[Collected data]
++++++++
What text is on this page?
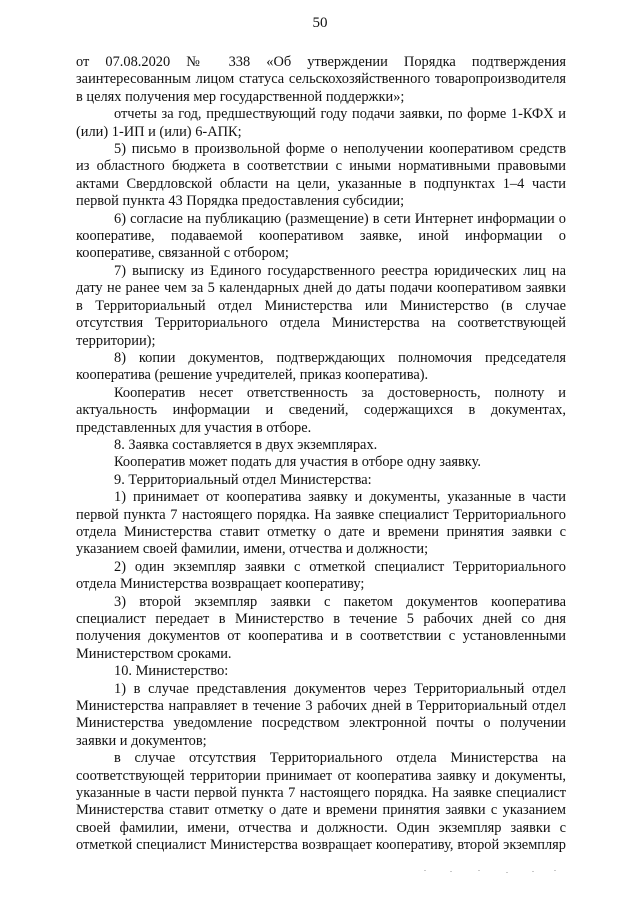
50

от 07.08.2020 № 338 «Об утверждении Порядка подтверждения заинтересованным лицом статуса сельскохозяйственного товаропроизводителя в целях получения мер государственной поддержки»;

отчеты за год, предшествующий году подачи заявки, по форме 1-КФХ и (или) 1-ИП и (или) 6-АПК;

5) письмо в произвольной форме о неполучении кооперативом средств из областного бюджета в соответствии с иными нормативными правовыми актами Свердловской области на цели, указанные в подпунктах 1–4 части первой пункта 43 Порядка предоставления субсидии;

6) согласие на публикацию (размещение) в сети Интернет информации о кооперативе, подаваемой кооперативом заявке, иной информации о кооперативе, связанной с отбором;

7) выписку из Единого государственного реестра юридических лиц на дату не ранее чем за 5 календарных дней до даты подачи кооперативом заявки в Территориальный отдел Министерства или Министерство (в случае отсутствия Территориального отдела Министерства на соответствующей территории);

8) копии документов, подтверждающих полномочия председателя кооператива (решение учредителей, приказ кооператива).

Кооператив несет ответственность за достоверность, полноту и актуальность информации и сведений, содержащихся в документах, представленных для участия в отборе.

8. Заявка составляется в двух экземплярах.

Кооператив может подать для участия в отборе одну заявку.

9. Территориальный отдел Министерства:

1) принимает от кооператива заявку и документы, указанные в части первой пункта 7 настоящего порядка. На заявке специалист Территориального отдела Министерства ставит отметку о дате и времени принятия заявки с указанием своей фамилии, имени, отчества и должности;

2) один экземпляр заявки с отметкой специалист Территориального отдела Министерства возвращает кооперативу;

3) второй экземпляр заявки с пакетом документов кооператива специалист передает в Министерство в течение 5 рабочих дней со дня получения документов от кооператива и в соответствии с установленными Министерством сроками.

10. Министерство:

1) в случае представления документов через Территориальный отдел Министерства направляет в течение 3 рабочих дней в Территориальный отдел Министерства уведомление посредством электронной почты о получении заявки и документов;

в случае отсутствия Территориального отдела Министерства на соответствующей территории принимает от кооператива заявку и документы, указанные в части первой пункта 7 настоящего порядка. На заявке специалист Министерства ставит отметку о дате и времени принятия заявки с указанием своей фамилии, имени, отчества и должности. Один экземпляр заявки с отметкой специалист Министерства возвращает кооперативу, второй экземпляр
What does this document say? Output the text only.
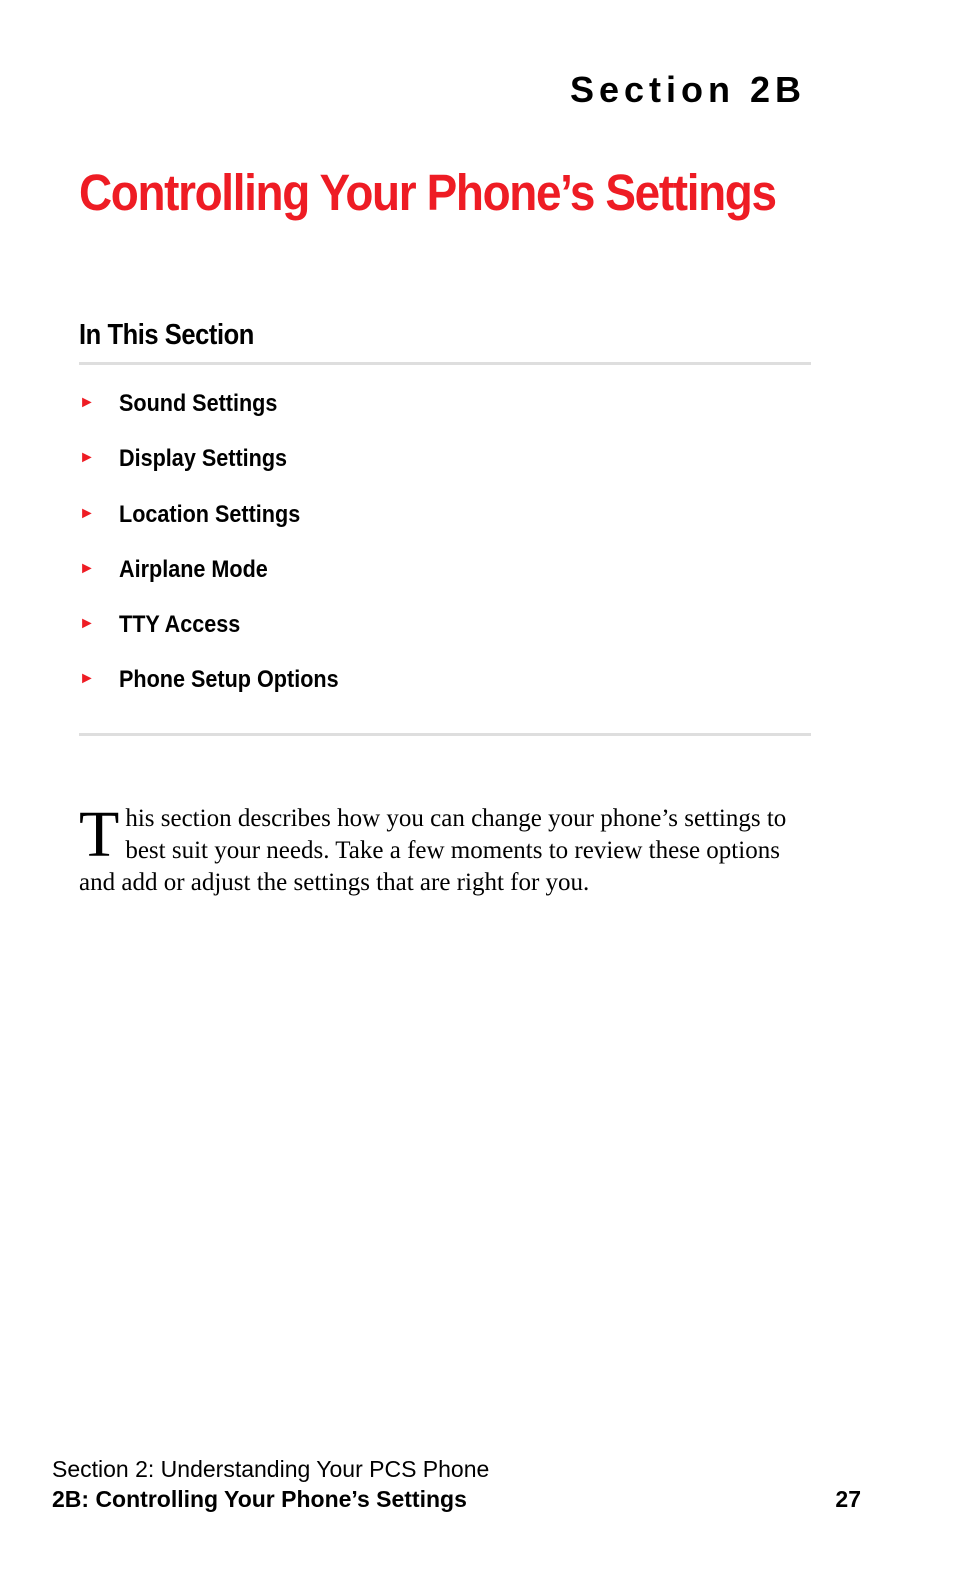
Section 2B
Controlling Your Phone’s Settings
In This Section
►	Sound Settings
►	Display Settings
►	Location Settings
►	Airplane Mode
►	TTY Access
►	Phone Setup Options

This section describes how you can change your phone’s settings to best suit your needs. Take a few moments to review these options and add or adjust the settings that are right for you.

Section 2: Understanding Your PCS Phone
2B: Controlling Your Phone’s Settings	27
++++++++
(Requirement)
With pictures omitted, copy exactly the lines from the one containing "What does this" through the final line of the listing, both included.

(Reply to the exercise)
What does this document say? Output the text only.
Section 2B
Controlling Your Phone’s Settings
In This Section
►	Sound Settings
►	Display Settings
►	Location Settings
►	Airplane Mode
►	TTY Access
►	Phone Setup Options

This section describes how you can change your phone’s settings to best suit your needs. Take a few moments to review these options and add or adjust the settings that are right for you.

Section 2: Understanding Your PCS Phone
2B: Controlling Your Phone’s Settings	27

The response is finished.